====== Records shown ======

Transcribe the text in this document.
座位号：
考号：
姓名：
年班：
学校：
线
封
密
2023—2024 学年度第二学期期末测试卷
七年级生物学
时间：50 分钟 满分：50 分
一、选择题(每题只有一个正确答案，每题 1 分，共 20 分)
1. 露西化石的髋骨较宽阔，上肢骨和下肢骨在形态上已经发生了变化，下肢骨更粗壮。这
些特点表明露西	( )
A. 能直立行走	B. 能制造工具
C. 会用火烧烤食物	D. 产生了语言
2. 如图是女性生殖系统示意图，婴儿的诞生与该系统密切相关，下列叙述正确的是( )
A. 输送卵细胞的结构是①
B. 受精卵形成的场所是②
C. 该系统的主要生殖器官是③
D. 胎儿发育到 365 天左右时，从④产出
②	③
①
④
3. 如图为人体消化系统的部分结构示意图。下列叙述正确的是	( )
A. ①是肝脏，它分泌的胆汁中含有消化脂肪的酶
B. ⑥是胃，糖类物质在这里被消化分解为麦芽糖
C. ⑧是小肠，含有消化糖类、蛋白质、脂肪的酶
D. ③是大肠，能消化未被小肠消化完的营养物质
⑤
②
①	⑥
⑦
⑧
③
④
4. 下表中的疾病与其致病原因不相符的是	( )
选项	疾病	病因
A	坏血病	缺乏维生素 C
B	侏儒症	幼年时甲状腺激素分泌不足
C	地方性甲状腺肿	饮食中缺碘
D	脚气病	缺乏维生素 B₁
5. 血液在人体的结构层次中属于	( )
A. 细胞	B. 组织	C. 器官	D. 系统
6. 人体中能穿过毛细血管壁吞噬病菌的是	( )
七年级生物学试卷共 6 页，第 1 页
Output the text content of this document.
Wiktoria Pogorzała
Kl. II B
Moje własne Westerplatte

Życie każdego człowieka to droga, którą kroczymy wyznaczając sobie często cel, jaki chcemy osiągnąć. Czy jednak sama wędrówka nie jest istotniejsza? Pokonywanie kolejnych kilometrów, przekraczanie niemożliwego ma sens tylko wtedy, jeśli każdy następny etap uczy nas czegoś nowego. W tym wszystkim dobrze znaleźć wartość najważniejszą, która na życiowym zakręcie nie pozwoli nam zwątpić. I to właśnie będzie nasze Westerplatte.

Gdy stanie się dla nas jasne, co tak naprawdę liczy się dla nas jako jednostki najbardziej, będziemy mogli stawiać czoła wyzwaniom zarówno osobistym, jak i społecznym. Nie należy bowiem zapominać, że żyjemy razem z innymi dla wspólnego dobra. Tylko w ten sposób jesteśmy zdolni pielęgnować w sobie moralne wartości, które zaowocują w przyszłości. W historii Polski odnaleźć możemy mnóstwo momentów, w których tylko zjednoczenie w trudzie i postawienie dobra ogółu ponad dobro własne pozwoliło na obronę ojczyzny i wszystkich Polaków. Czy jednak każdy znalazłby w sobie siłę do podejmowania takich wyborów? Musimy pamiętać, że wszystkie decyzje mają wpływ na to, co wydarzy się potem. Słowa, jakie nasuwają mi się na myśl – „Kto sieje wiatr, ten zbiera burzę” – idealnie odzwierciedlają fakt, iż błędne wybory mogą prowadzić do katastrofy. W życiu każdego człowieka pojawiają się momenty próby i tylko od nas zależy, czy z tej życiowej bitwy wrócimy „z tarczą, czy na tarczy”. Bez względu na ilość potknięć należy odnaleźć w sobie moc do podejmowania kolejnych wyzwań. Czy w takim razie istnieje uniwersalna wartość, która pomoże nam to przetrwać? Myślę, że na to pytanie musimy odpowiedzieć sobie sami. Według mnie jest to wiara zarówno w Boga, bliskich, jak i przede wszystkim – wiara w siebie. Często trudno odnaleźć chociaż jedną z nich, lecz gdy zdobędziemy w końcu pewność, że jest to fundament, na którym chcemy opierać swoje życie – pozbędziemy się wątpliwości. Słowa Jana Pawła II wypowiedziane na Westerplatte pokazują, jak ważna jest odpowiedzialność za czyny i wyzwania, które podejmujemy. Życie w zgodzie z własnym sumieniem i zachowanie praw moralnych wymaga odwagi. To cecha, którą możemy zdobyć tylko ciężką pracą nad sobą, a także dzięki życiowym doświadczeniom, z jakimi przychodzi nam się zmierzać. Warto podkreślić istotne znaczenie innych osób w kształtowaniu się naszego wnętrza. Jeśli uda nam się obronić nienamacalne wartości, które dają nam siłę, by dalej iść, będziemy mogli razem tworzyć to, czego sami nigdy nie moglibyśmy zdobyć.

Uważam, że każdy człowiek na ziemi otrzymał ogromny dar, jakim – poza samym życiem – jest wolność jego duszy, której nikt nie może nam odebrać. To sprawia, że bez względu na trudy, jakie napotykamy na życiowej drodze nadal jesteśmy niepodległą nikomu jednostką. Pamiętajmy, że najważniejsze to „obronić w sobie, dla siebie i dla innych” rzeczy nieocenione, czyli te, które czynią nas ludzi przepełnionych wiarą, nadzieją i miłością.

======

- [Exercise objective] Return all of the data exactly as it reads.

- [Exercise solution]
Transcribe the text in this document.
座位号：
考号：
姓名：
年班：
学校：
线
封
密
2023—2024 学年度第二学期期末测试卷
七年级生物学
时间：50 分钟 满分：50 分
一、选择题(每题只有一个正确答案，每题 1 分，共 20 分)
1. 露西化石的髋骨较宽阔，上肢骨和下肢骨在形态上已经发生了变化，下肢骨更粗壮。这
些特点表明露西	( )
A. 能直立行走	B. 能制造工具
C. 会用火烧烤食物	D. 产生了语言
2. 如图是女性生殖系统示意图，婴儿的诞生与该系统密切相关，下列叙述正确的是( )
A. 输送卵细胞的结构是①
B. 受精卵形成的场所是②
C. 该系统的主要生殖器官是③
D. 胎儿发育到 365 天左右时，从④产出
②	③
①
④
3. 如图为人体消化系统的部分结构示意图。下列叙述正确的是	( )
A. ①是肝脏，它分泌的胆汁中含有消化脂肪的酶
B. ⑥是胃，糖类物质在这里被消化分解为麦芽糖
C. ⑧是小肠，含有消化糖类、蛋白质、脂肪的酶
D. ③是大肠，能消化未被小肠消化完的营养物质
⑤
②
①	⑥
⑦
⑧
③
④
4. 下表中的疾病与其致病原因不相符的是	( )
选项	疾病	病因
A	坏血病	缺乏维生素 C
B	侏儒症	幼年时甲状腺激素分泌不足
C	地方性甲状腺肿	饮食中缺碘
D	脚气病	缺乏维生素 B₁
5. 血液在人体的结构层次中属于	( )
A. 细胞	B. 组织	C. 器官	D. 系统
6. 人体中能穿过毛细血管壁吞噬病菌的是	( )
七年级生物学试卷共 6 页，第 1 页
Output the text content of this document.
Wiktoria Pogorzała
Kl. II B
Moje własne Westerplatte

Życie każdego człowieka to droga, którą kroczymy wyznaczając sobie często cel, jaki chcemy osiągnąć. Czy jednak sama wędrówka nie jest istotniejsza? Pokonywanie kolejnych kilometrów, przekraczanie niemożliwego ma sens tylko wtedy, jeśli każdy następny etap uczy nas czegoś nowego. W tym wszystkim dobrze znaleźć wartość najważniejszą, która na życiowym zakręcie nie pozwoli nam zwątpić. I to właśnie będzie nasze Westerplatte.

Gdy stanie się dla nas jasne, co tak naprawdę liczy się dla nas jako jednostki najbardziej, będziemy mogli stawiać czoła wyzwaniom zarówno osobistym, jak i społecznym. Nie należy bowiem zapominać, że żyjemy razem z innymi dla wspólnego dobra. Tylko w ten sposób jesteśmy zdolni pielęgnować w sobie moralne wartości, które zaowocują w przyszłości. W historii Polski odnaleźć możemy mnóstwo momentów, w których tylko zjednoczenie w trudzie i postawienie dobra ogółu ponad dobro własne pozwoliło na obronę ojczyzny i wszystkich Polaków. Czy jednak każdy znalazłby w sobie siłę do podejmowania takich wyborów? Musimy pamiętać, że wszystkie decyzje mają wpływ na to, co wydarzy się potem. Słowa, jakie nasuwają mi się na myśl – „Kto sieje wiatr, ten zbiera burzę” – idealnie odzwierciedlają fakt, iż błędne wybory mogą prowadzić do katastrofy. W życiu każdego człowieka pojawiają się momenty próby i tylko od nas zależy, czy z tej życiowej bitwy wrócimy „z tarczą, czy na tarczy”. Bez względu na ilość potknięć należy odnaleźć w sobie moc do podejmowania kolejnych wyzwań. Czy w takim razie istnieje uniwersalna wartość, która pomoże nam to przetrwać? Myślę, że na to pytanie musimy odpowiedzieć sobie sami. Według mnie jest to wiara zarówno w Boga, bliskich, jak i przede wszystkim – wiara w siebie. Często trudno odnaleźć chociaż jedną z nich, lecz gdy zdobędziemy w końcu pewność, że jest to fundament, na którym chcemy opierać swoje życie – pozbędziemy się wątpliwości. Słowa Jana Pawła II wypowiedziane na Westerplatte pokazują, jak ważna jest odpowiedzialność za czyny i wyzwania, które podejmujemy. Życie w zgodzie z własnym sumieniem i zachowanie praw moralnych wymaga odwagi. To cecha, którą możemy zdobyć tylko ciężką pracą nad sobą, a także dzięki życiowym doświadczeniom, z jakimi przychodzi nam się zmierzać. Warto podkreślić istotne znaczenie innych osób w kształtowaniu się naszego wnętrza. Jeśli uda nam się obronić nienamacalne wartości, które dają nam siłę, by dalej iść, będziemy mogli razem tworzyć to, czego sami nigdy nie moglibyśmy zdobyć.

Uważam, że każdy człowiek na ziemi otrzymał ogromny dar, jakim – poza samym życiem – jest wolność jego duszy, której nikt nie może nam odebrać. To sprawia, że bez względu na trudy, jakie napotykamy na życiowej drodze nadal jesteśmy niepodległą nikomu jednostką. Pamiętajmy, że najważniejsze to „obronić w sobie, dla siebie i dla innych” rzeczy nieocenione, czyli te, które czynią nas ludzi przepełnionych wiarą, nadzieją i miłością.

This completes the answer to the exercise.